Historical population
| Census | Pop. | Note | %± |
| 1990 | 4,026 |  | — |
| 2000 | 4,106 |  | 2.0% |
| 2010 | 4,347 |  | 5.9% |
| 2020 | 4,373 |  | 0.6% |
U.S. Decennial Census 1850–1900 1910 1920 1930 1940 1950 1960 1970 1980 1990 2000 2010

===Racial and ethnic composition===

Central Gardens CDP, Texas – Racial and ethnic composition Note: the US Census treats Hispanic/Latino as an ethnic category. This table excludes Latinos from the racial categories and assigns them to a separate category. Hispanics/Latinos may be of any race.

━━━━━━━━━━━━━━━━

* **Work to complete**
Continue the Central Gardens census passage from its last sentence.

* **Input data**
━━━━━━━━━━━━━━━━

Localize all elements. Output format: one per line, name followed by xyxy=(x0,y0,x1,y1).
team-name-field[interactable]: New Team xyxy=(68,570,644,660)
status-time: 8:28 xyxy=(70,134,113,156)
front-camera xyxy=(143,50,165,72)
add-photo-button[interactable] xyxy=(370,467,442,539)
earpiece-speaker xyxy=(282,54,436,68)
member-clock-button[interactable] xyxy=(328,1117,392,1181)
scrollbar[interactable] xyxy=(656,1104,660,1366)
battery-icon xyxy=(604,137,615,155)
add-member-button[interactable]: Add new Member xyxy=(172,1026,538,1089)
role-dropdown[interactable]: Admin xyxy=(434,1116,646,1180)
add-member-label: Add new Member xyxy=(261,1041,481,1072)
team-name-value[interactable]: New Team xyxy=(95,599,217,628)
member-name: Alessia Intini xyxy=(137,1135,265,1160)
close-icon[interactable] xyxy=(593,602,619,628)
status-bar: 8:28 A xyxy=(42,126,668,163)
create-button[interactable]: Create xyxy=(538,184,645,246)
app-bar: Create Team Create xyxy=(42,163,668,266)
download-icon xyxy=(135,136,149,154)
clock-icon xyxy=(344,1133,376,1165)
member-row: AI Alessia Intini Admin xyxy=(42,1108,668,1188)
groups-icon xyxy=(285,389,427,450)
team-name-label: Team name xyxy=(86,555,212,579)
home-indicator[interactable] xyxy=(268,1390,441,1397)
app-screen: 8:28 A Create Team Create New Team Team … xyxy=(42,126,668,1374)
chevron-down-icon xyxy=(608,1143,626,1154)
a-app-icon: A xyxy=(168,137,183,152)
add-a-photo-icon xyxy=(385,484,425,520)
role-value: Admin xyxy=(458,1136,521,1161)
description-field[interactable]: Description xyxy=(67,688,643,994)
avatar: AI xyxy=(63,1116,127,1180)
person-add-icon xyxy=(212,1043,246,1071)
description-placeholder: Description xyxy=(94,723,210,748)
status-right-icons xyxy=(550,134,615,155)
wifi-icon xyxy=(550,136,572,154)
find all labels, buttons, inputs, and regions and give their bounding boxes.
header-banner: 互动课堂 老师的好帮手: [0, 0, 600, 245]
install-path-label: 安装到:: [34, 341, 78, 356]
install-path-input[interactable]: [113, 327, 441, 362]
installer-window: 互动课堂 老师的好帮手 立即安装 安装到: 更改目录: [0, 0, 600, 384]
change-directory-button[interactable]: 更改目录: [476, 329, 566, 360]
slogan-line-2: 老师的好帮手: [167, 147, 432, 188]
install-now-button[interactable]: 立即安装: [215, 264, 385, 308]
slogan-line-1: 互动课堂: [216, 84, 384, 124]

━━━━━━━━━━━━━━━━

* **Your response**
| Race / Ethnicity (NH = Non-Hispanic) | Pop 2000 | Pop 2010 | Pop 2020 | % 2000 | % 2010 | % 2020 |
|---|---|---|---|---|---|---|
| White alone (NH) | 3,843 | 3,772 | 3,297 | 93.59% | 86.77% | 75.39% |
| Black or African American alone (NH) | 23 | 35 | 151 | 0.56% | 0.81% | 3.45% |
| Native American or Alaska Native alone (NH) | 10 | 16 | 11 | 0.24% | 0.37% | 0.25% |
| Asian alone (NH) | 20 | 74 | 128 | 0.49% | 1.70% | 2.93% |
| Native Hawaiian or Pacific Islander alone (NH) | 1 | 1 | 3 | 0.02% | 0.02% | 0.07% |
| Other race alone (NH) | 0 | 4 | 7 | 0.00% | 0.09% | 0.16% |
| Mixed race or Multiracial (NH) | 32 | 57 | 110 | 0.78% | 1.31% | 2.52% |
| Hispanic or Latino (any race) | 177 | 388 | 666 | 4.31% | 8.93% | 15.23% |
| Total | 4,106 | 4,347 | 4,373 | 100.00% | 100.00% | 100.00% |

===2020 census===
As of the 2020 census, Central Gardens had a population of 4,373. The median age was 41.4 years. 21.5% of residents were under the age of 18 and 17.2% were 65 years of age or older. For every 100 females, there were 100.8 males, and for every 100 females age 18 and over, there were 99.5 males age 18 and over.

100.0% of residents lived in urban areas, while 0.0% lived in rural areas.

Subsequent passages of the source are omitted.